> Task to carry out: Set down all of the records word for word.

**** Data to process ****

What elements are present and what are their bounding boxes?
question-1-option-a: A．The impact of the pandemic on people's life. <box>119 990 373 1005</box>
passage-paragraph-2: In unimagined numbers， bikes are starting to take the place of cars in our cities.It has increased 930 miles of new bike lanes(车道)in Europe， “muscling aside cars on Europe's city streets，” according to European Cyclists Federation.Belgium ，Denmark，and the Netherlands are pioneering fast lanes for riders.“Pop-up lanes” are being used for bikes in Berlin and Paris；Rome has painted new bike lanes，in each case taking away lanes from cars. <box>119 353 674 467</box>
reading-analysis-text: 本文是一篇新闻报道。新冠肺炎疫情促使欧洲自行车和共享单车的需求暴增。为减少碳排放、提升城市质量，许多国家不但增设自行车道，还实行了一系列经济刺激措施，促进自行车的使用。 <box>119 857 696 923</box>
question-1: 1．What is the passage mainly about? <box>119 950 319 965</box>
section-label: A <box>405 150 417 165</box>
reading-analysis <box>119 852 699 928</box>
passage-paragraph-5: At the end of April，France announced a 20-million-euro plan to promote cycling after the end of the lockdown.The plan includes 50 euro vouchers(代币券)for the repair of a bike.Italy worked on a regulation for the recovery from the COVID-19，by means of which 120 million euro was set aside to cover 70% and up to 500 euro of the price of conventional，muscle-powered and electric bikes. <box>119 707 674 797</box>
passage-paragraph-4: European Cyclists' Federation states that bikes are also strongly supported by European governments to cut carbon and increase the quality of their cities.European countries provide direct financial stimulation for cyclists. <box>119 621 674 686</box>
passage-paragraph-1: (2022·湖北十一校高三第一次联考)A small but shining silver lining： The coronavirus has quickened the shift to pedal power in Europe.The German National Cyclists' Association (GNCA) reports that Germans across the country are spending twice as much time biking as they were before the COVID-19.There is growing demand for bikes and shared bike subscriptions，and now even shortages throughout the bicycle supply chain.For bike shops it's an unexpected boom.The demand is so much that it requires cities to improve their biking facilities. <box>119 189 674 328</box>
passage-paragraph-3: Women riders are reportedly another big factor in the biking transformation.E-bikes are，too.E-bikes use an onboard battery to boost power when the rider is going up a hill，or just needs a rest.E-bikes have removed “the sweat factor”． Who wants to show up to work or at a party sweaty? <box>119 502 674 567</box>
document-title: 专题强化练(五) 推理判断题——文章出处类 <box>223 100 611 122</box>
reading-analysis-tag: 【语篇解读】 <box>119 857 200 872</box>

****

> Expected answer:
What elements are present and what are their bounding boxes?
question-1-option-a: A．The impact of the pandemic on people's life. <box>119 990 373 1005</box>
passage-paragraph-2: In unimagined numbers， bikes are starting to take the place of cars in our cities.It has increased 930 miles of new bike lanes(车道)in Europe， “muscling aside cars on Europe's city streets，” according to European Cyclists Federation.Belgium ，Denmark，and the Netherlands are pioneering fast lanes for riders.“Pop-up lanes” are being used for bikes in Berlin and Paris；Rome has painted new bike lanes，in each case taking away lanes from cars. <box>119 353 674 467</box>
reading-analysis-text: 本文是一篇新闻报道。新冠肺炎疫情促使欧洲自行车和共享单车的需求暴增。为减少碳排放、提升城市质量，许多国家不但增设自行车道，还实行了一系列经济刺激措施，促进自行车的使用。 <box>119 857 696 923</box>
question-1: 1．What is the passage mainly about? <box>119 950 319 965</box>
section-label: A <box>405 150 417 165</box>
reading-analysis <box>119 852 699 928</box>
passage-paragraph-5: At the end of April，France announced a 20-million-euro plan to promote cycling after the end of the lockdown.The plan includes 50 euro vouchers(代币券)for the repair of a bike.Italy worked on a regulation for the recovery from the COVID-19，by means of which 120 million euro was set aside to cover 70% and up to 500 euro of the price of conventional，muscle-powered and electric bikes. <box>119 707 674 797</box>
passage-paragraph-4: European Cyclists' Federation states that bikes are also strongly supported by European governments to cut carbon and increase the quality of their cities.European countries provide direct financial stimulation for cyclists. <box>119 621 674 686</box>
passage-paragraph-1: (2022·湖北十一校高三第一次联考)A small but shining silver lining： The coronavirus has quickened the shift to pedal power in Europe.The German National Cyclists' Association (GNCA) reports that Germans across the country are spending twice as much time biking as they were before the COVID-19.There is growing demand for bikes and shared bike subscriptions，and now even shortages throughout the bicycle supply chain.For bike shops it's an unexpected boom.The demand is so much that it requires cities to improve their biking facilities. <box>119 189 674 328</box>
passage-paragraph-3: Women riders are reportedly another big factor in the biking transformation.E-bikes are，too.E-bikes use an onboard battery to boost power when the rider is going up a hill，or just needs a rest.E-bikes have removed “the sweat factor”． Who wants to show up to work or at a party sweaty? <box>119 502 674 567</box>
document-title: 专题强化练(五) 推理判断题——文章出处类 <box>223 100 611 122</box>
reading-analysis-tag: 【语篇解读】 <box>119 857 200 872</box>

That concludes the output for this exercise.